TASK STATEMENT: Omit every picture, then give all the entries again exactly.

INPUT FOR THIS TASK:
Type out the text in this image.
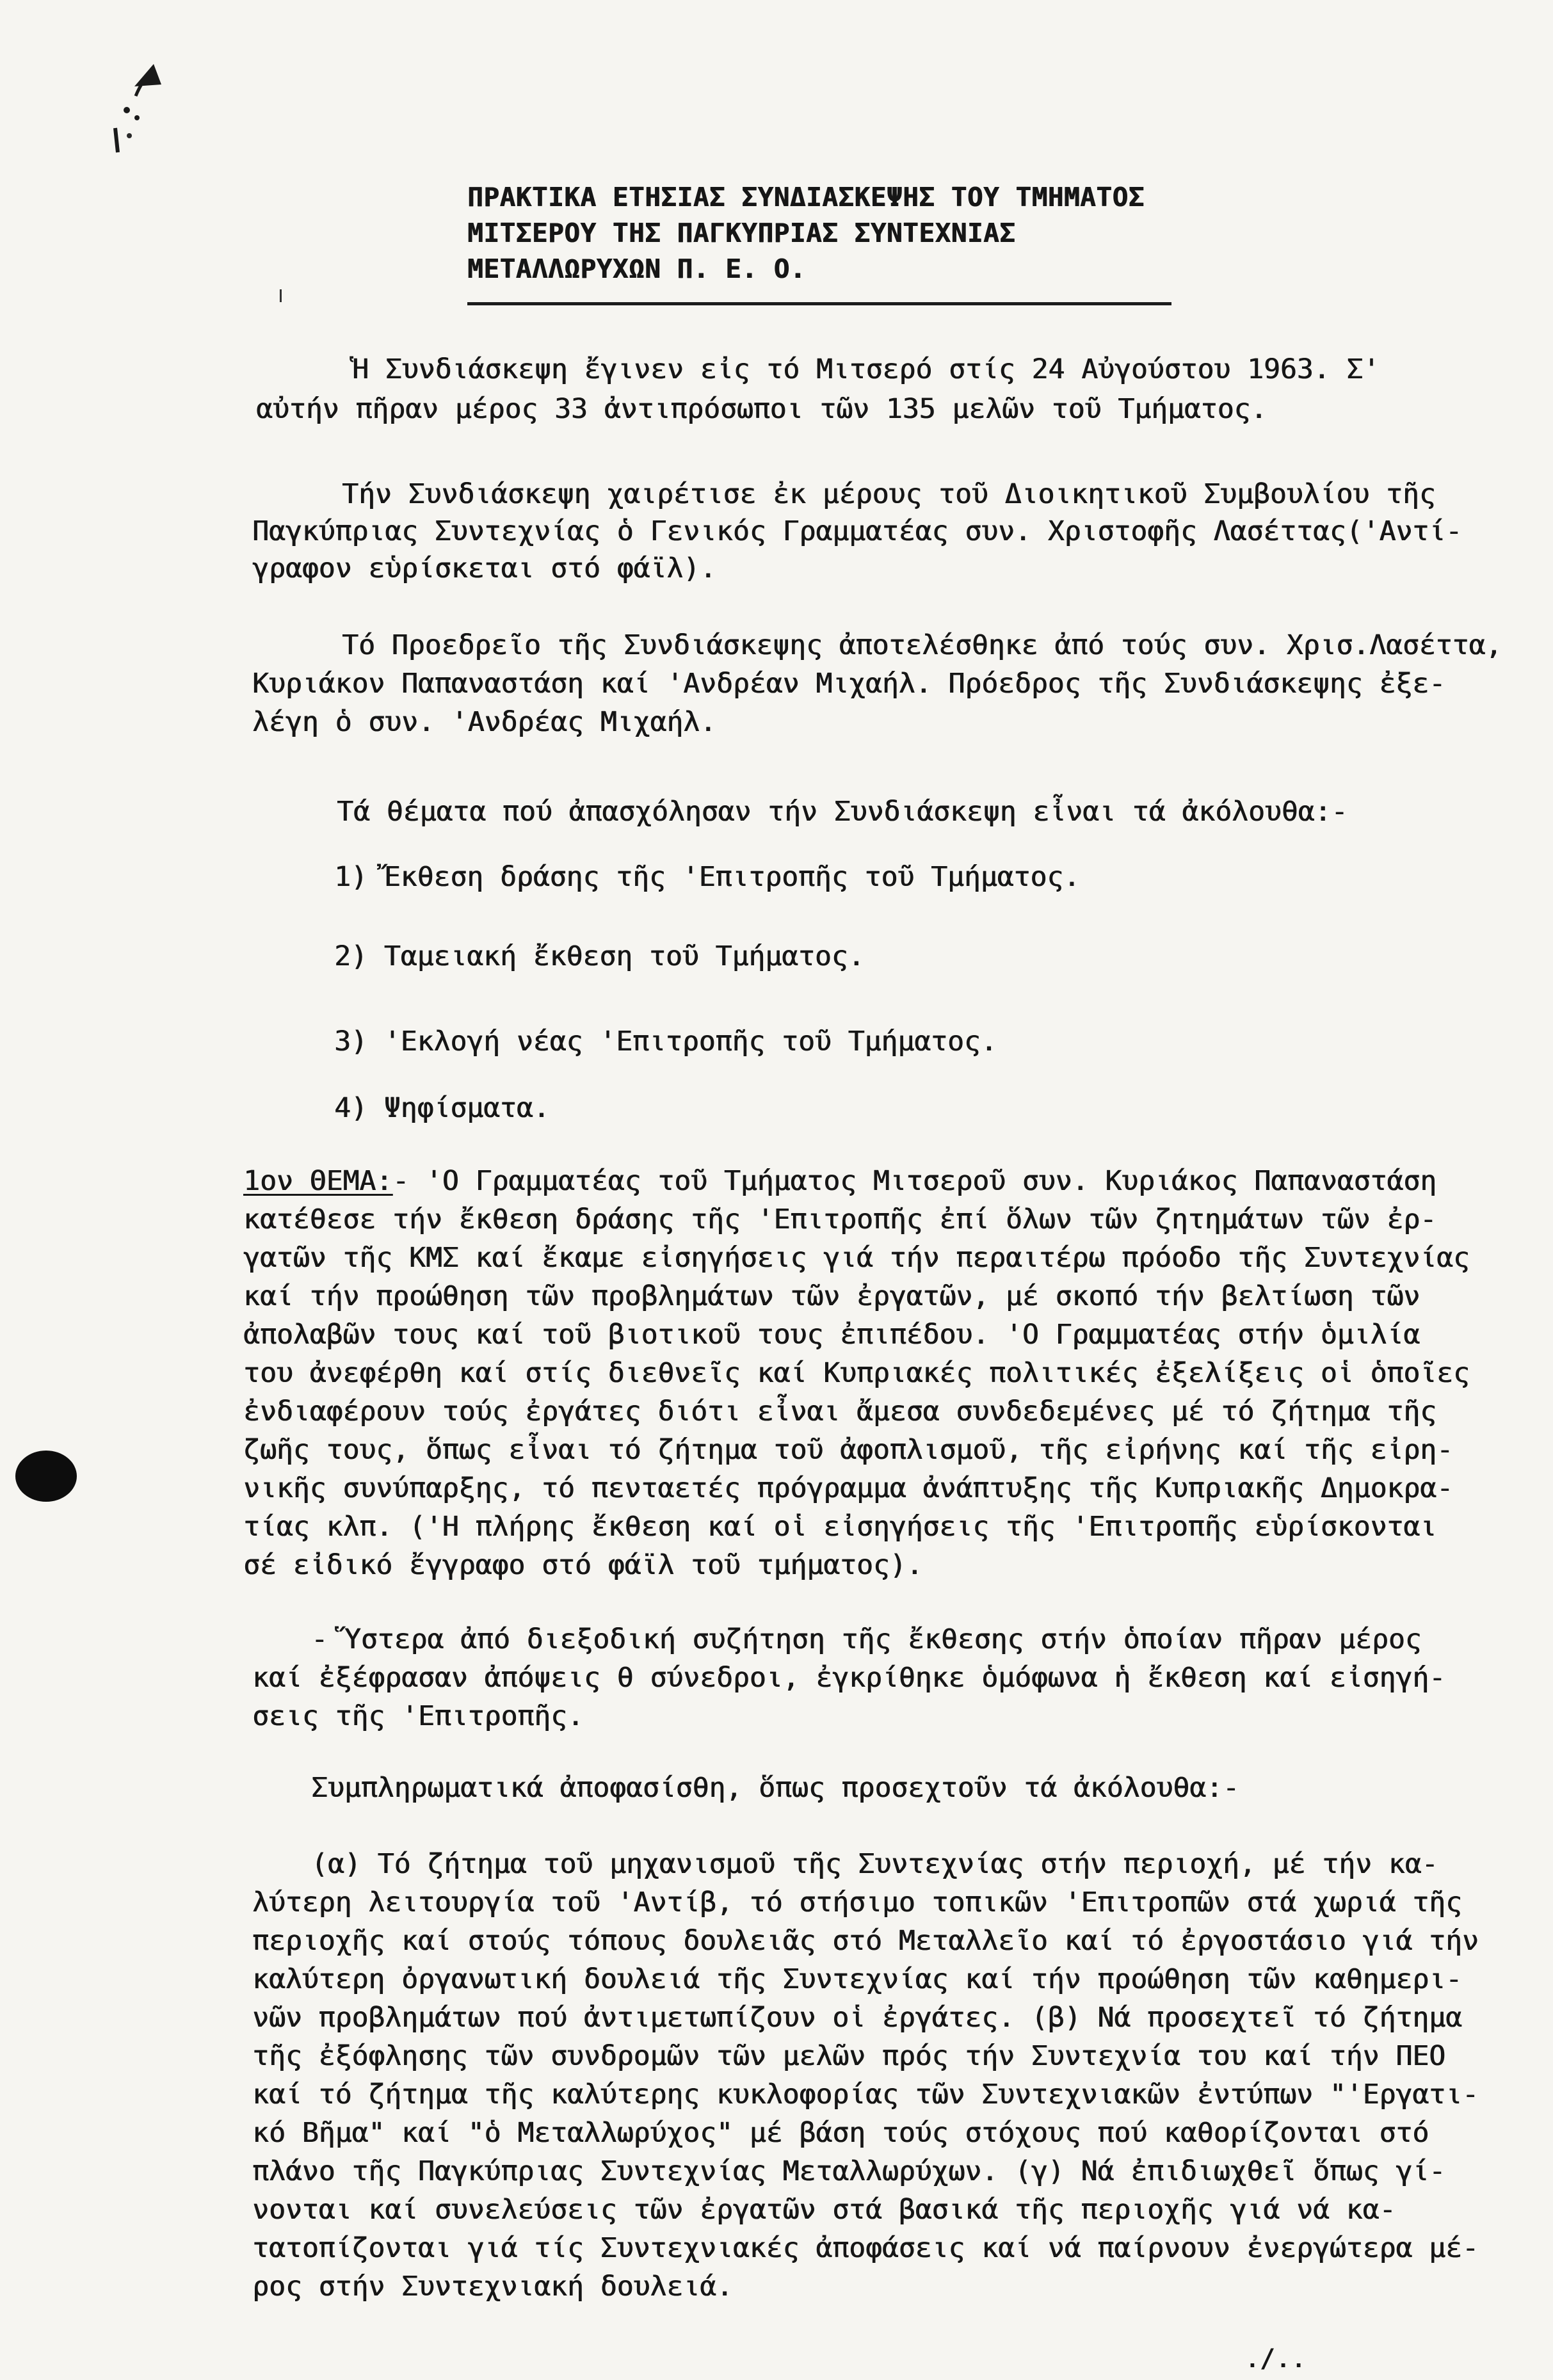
ΠΡΑΚΤΙΚΑ ΕΤΗΣΙΑΣ ΣΥΝΔΙΑΣΚΕΨΗΣ ΤΟΥ ΤΜΗΜΑΤΟΣ
ΜΙΤΣΕΡΟΥ ΤΗΣ ΠΑΓΚΥΠΡΙΑΣ ΣΥΝΤΕΧΝΙΑΣ
ΜΕΤΑΛΛΩΡΥΧΩΝ Π. Ε. Ο.
Ἡ Συνδιάσκεψη ἔγινεν εἰς τό Μιτσερό στίς 24 Αὐγούστου 1963. Σ'
αὐτήν πῆραν μέρος 33 ἀντιπρόσωποι τῶν 135 μελῶν τοῦ Τμήματος.
Τήν Συνδιάσκεψη χαιρέτισε ἐκ μέρους τοῦ Διοικητικοῦ Συμβουλίου τῆς
Παγκύπριας Συντεχνίας ὁ Γενικός Γραμματέας συν. Χριστοφῆς Λασέττας('Αντί-
γραφον εὑρίσκεται στό φάϊλ).
Τό Προεδρεῖο τῆς Συνδιάσκεψης ἀποτελέσθηκε ἀπό τούς συν. Χρισ.Λασέττα,
Κυριάκον Παπαναστάση καί 'Ανδρέαν Μιχαήλ. Πρόεδρος τῆς Συνδιάσκεψης ἐξε-
λέγη ὁ συν. 'Ανδρέας Μιχαήλ.
Τά θέματα πού ἀπασχόλησαν τήν Συνδιάσκεψη εἶναι τά ἀκόλουθα:-
1) Ἔκθεση δράσης τῆς 'Επιτροπῆς τοῦ Τμήματος.
2) Ταμειακή ἔκθεση τοῦ Τμήματος.
3) 'Εκλογή νέας 'Επιτροπῆς τοῦ Τμήματος.
4) Ψηφίσματα.
1ον ΘΕΜΑ:- 'Ο Γραμματέας τοῦ Τμήματος Μιτσεροῦ συν. Κυριάκος Παπαναστάση
κατέθεσε τήν ἔκθεση δράσης τῆς 'Επιτροπῆς ἐπί ὅλων τῶν ζητημάτων τῶν ἐρ-
γατῶν τῆς ΚΜΣ καί ἔκαμε εἰσηγήσεις γιά τήν περαιτέρω πρόοδο τῆς Συντεχνίας
καί τήν προώθηση τῶν προβλημάτων τῶν ἐργατῶν, μέ σκοπό τήν βελτίωση τῶν
ἀπολαβῶν τους καί τοῦ βιοτικοῦ τους ἐπιπέδου. 'Ο Γραμματέας στήν ὁμιλία
του ἀνεφέρθη καί στίς διεθνεῖς καί Κυπριακές πολιτικές ἐξελίξεις οἱ ὁποῖες
ἐνδιαφέρουν τούς ἐργάτες διότι εἶναι ἄμεσα συνδεδεμένες μέ τό ζήτημα τῆς
ζωῆς τους, ὅπως εἶναι τό ζήτημα τοῦ ἀφοπλισμοῦ, τῆς εἰρήνης καί τῆς εἰρη-
νικῆς συνύπαρξης, τό πενταετές πρόγραμμα ἀνάπτυξης τῆς Κυπριακῆς Δημοκρα-
τίας κλπ. ('Η πλήρης ἔκθεση καί οἱ εἰσηγήσεις τῆς 'Επιτροπῆς εὑρίσκονται
σέ εἰδικό ἔγγραφο στό φάϊλ τοῦ τμήματος).
- Ὕστερα ἀπό διεξοδική συζήτηση τῆς ἔκθεσης στήν ὁποίαν πῆραν μέρος
καί ἐξέφρασαν ἀπόψεις θ σύνεδροι, ἐγκρίθηκε ὁμόφωνα ἡ ἔκθεση καί εἰσηγή-
σεις τῆς 'Επιτροπῆς.
Συμπληρωματικά ἀποφασίσθη, ὅπως προσεχτοῦν τά ἀκόλουθα:-
(α) Τό ζήτημα τοῦ μηχανισμοῦ τῆς Συντεχνίας στήν περιοχή, μέ τήν κα-
λύτερη λειτουργία τοῦ 'Αντίβ, τό στήσιμο τοπικῶν 'Επιτροπῶν στά χωριά τῆς
περιοχῆς καί στούς τόπους δουλειᾶς στό Μεταλλεῖο καί τό ἐργοστάσιο γιά τήν
καλύτερη ὀργανωτική δουλειά τῆς Συντεχνίας καί τήν προώθηση τῶν καθημερι-
νῶν προβλημάτων πού ἀντιμετωπίζουν οἱ ἐργάτες. (β) Νά προσεχτεῖ τό ζήτημα
τῆς ἐξόφλησης τῶν συνδρομῶν τῶν μελῶν πρός τήν Συντεχνία του καί τήν ΠΕΟ
καί τό ζήτημα τῆς καλύτερης κυκλοφορίας τῶν Συντεχνιακῶν ἐντύπων "'Εργατι-
κό Βῆμα" καί "ὁ Μεταλλωρύχος" μέ βάση τούς στόχους πού καθορίζονται στό
πλάνο τῆς Παγκύπριας Συντεχνίας Μεταλλωρύχων. (γ) Νά ἐπιδιωχθεῖ ὅπως γί-
νονται καί συνελεύσεις τῶν ἐργατῶν στά βασικά τῆς περιοχῆς γιά νά κα-
τατοπίζονται γιά τίς Συντεχνιακές ἀποφάσεις καί νά παίρνουν ἐνεργώτερα μέ-
ρος στήν Συντεχνιακή δουλειά.
./..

FINISHED TASK:
Type out the text in this image.
ΠΡΑΚΤΙΚΑ ΕΤΗΣΙΑΣ ΣΥΝΔΙΑΣΚΕΨΗΣ ΤΟΥ ΤΜΗΜΑΤΟΣ
ΜΙΤΣΕΡΟΥ ΤΗΣ ΠΑΓΚΥΠΡΙΑΣ ΣΥΝΤΕΧΝΙΑΣ
ΜΕΤΑΛΛΩΡΥΧΩΝ Π. Ε. Ο.
Ἡ Συνδιάσκεψη ἔγινεν εἰς τό Μιτσερό στίς 24 Αὐγούστου 1963. Σ'
αὐτήν πῆραν μέρος 33 ἀντιπρόσωποι τῶν 135 μελῶν τοῦ Τμήματος.
Τήν Συνδιάσκεψη χαιρέτισε ἐκ μέρους τοῦ Διοικητικοῦ Συμβουλίου τῆς
Παγκύπριας Συντεχνίας ὁ Γενικός Γραμματέας συν. Χριστοφῆς Λασέττας('Αντί-
γραφον εὑρίσκεται στό φάϊλ).
Τό Προεδρεῖο τῆς Συνδιάσκεψης ἀποτελέσθηκε ἀπό τούς συν. Χρισ.Λασέττα,
Κυριάκον Παπαναστάση καί 'Ανδρέαν Μιχαήλ. Πρόεδρος τῆς Συνδιάσκεψης ἐξε-
λέγη ὁ συν. 'Ανδρέας Μιχαήλ.
Τά θέματα πού ἀπασχόλησαν τήν Συνδιάσκεψη εἶναι τά ἀκόλουθα:-
1) Ἔκθεση δράσης τῆς 'Επιτροπῆς τοῦ Τμήματος.
2) Ταμειακή ἔκθεση τοῦ Τμήματος.
3) 'Εκλογή νέας 'Επιτροπῆς τοῦ Τμήματος.
4) Ψηφίσματα.
1ον ΘΕΜΑ:- 'Ο Γραμματέας τοῦ Τμήματος Μιτσεροῦ συν. Κυριάκος Παπαναστάση
κατέθεσε τήν ἔκθεση δράσης τῆς 'Επιτροπῆς ἐπί ὅλων τῶν ζητημάτων τῶν ἐρ-
γατῶν τῆς ΚΜΣ καί ἔκαμε εἰσηγήσεις γιά τήν περαιτέρω πρόοδο τῆς Συντεχνίας
καί τήν προώθηση τῶν προβλημάτων τῶν ἐργατῶν, μέ σκοπό τήν βελτίωση τῶν
ἀπολαβῶν τους καί τοῦ βιοτικοῦ τους ἐπιπέδου. 'Ο Γραμματέας στήν ὁμιλία
του ἀνεφέρθη καί στίς διεθνεῖς καί Κυπριακές πολιτικές ἐξελίξεις οἱ ὁποῖες
ἐνδιαφέρουν τούς ἐργάτες διότι εἶναι ἄμεσα συνδεδεμένες μέ τό ζήτημα τῆς
ζωῆς τους, ὅπως εἶναι τό ζήτημα τοῦ ἀφοπλισμοῦ, τῆς εἰρήνης καί τῆς εἰρη-
νικῆς συνύπαρξης, τό πενταετές πρόγραμμα ἀνάπτυξης τῆς Κυπριακῆς Δημοκρα-
τίας κλπ. ('Η πλήρης ἔκθεση καί οἱ εἰσηγήσεις τῆς 'Επιτροπῆς εὑρίσκονται
σέ εἰδικό ἔγγραφο στό φάϊλ τοῦ τμήματος).
- Ὕστερα ἀπό διεξοδική συζήτηση τῆς ἔκθεσης στήν ὁποίαν πῆραν μέρος
καί ἐξέφρασαν ἀπόψεις θ σύνεδροι, ἐγκρίθηκε ὁμόφωνα ἡ ἔκθεση καί εἰσηγή-
σεις τῆς 'Επιτροπῆς.
Συμπληρωματικά ἀποφασίσθη, ὅπως προσεχτοῦν τά ἀκόλουθα:-
(α) Τό ζήτημα τοῦ μηχανισμοῦ τῆς Συντεχνίας στήν περιοχή, μέ τήν κα-
λύτερη λειτουργία τοῦ 'Αντίβ, τό στήσιμο τοπικῶν 'Επιτροπῶν στά χωριά τῆς
περιοχῆς καί στούς τόπους δουλειᾶς στό Μεταλλεῖο καί τό ἐργοστάσιο γιά τήν
καλύτερη ὀργανωτική δουλειά τῆς Συντεχνίας καί τήν προώθηση τῶν καθημερι-
νῶν προβλημάτων πού ἀντιμετωπίζουν οἱ ἐργάτες. (β) Νά προσεχτεῖ τό ζήτημα
τῆς ἐξόφλησης τῶν συνδρομῶν τῶν μελῶν πρός τήν Συντεχνία του καί τήν ΠΕΟ
καί τό ζήτημα τῆς καλύτερης κυκλοφορίας τῶν Συντεχνιακῶν ἐντύπων "'Εργατι-
κό Βῆμα" καί "ὁ Μεταλλωρύχος" μέ βάση τούς στόχους πού καθορίζονται στό
πλάνο τῆς Παγκύπριας Συντεχνίας Μεταλλωρύχων. (γ) Νά ἐπιδιωχθεῖ ὅπως γί-
νονται καί συνελεύσεις τῶν ἐργατῶν στά βασικά τῆς περιοχῆς γιά νά κα-
τατοπίζονται γιά τίς Συντεχνιακές ἀποφάσεις καί νά παίρνουν ἐνεργώτερα μέ-
ρος στήν Συντεχνιακή δουλειά.
./..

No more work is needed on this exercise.